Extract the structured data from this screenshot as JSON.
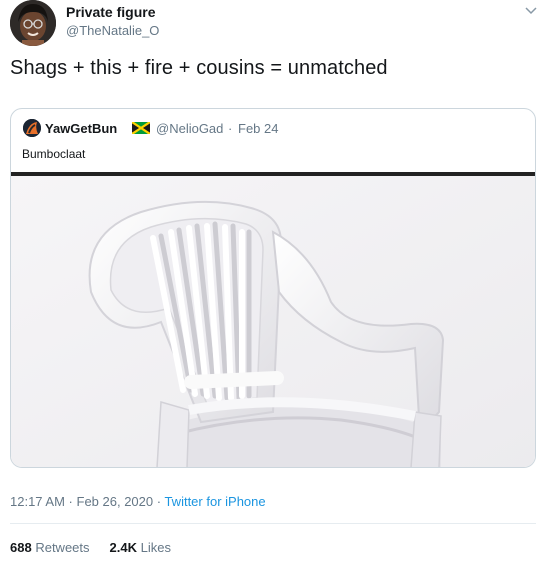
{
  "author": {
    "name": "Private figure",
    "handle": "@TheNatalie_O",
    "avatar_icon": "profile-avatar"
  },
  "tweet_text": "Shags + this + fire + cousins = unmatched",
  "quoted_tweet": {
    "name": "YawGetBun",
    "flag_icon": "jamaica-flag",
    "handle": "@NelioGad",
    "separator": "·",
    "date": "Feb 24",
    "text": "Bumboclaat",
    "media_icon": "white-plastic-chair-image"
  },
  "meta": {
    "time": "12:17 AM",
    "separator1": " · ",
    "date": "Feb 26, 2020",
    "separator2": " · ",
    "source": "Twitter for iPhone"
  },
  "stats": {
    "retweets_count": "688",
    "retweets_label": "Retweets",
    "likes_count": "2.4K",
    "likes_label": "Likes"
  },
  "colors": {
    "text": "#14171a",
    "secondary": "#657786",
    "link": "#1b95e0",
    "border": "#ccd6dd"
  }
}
++++
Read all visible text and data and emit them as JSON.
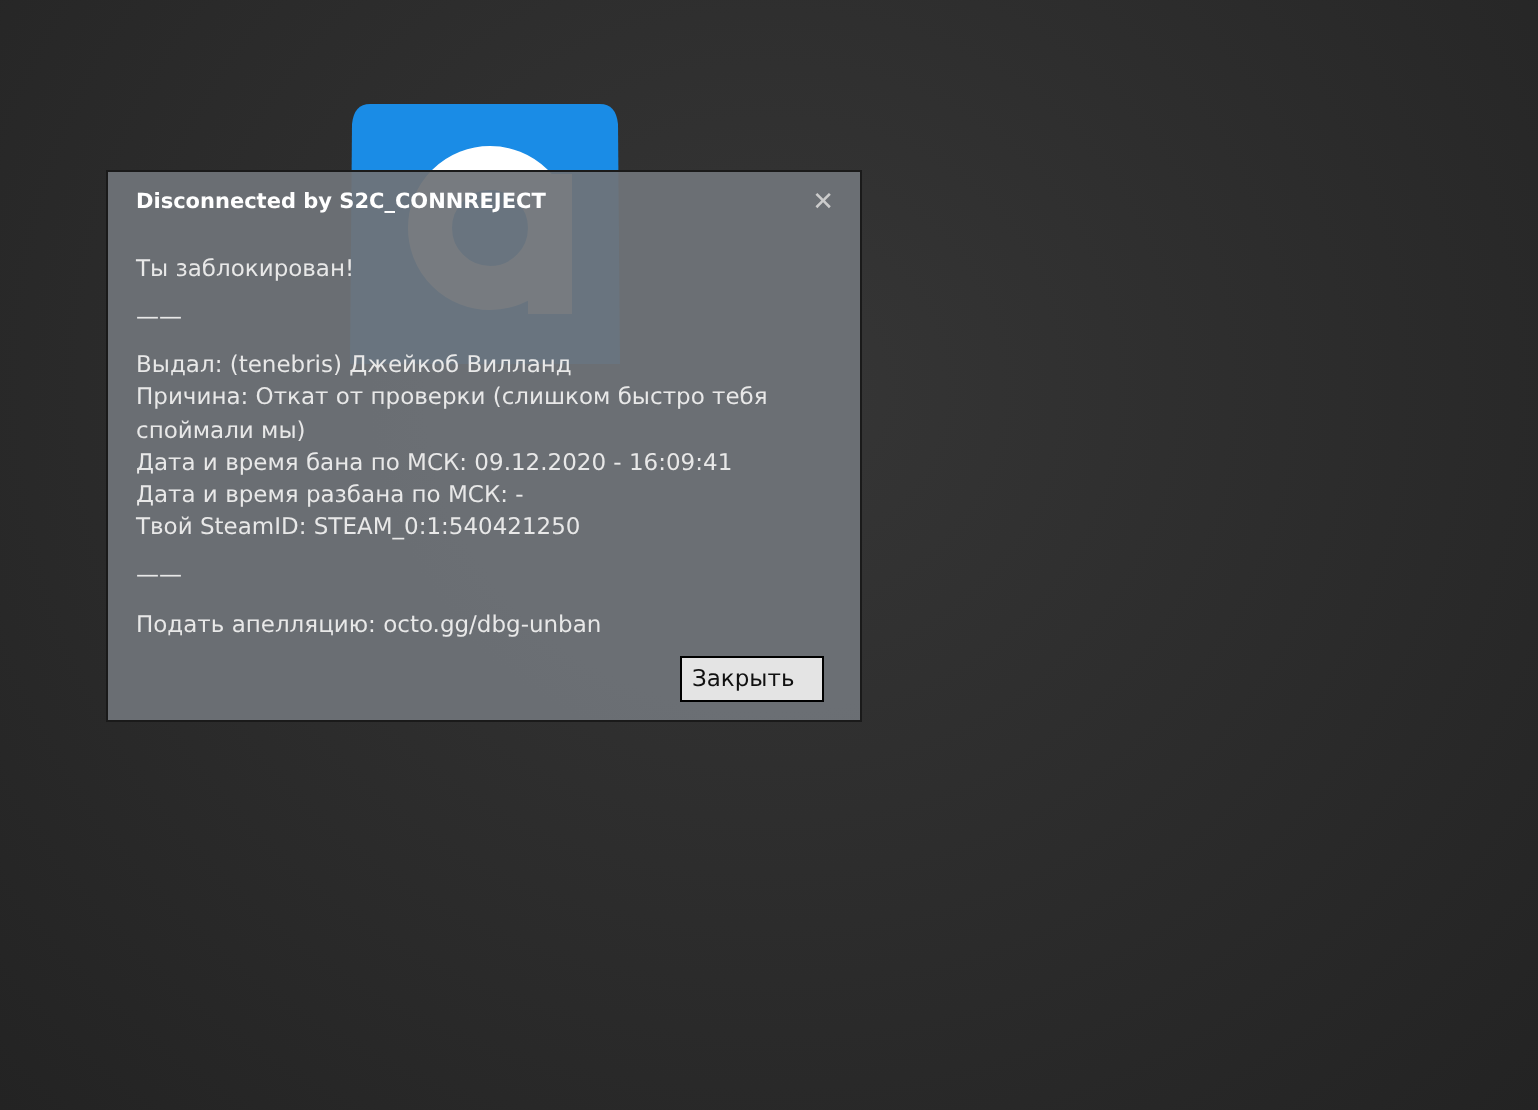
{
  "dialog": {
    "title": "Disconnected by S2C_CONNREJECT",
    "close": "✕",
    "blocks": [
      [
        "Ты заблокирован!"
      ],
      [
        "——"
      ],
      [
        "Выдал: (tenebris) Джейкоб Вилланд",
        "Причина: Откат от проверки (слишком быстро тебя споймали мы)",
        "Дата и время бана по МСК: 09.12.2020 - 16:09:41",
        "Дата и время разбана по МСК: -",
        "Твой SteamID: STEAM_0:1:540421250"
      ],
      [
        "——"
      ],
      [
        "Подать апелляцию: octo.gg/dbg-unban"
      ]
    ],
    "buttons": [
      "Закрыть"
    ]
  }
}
++++
[THE REQUEST] Return all lines with the word "data" in them.

[TASK RESULT]
Extract the structured data from this screenshot as JSON.
Read all visible text and data and emit them as JSON.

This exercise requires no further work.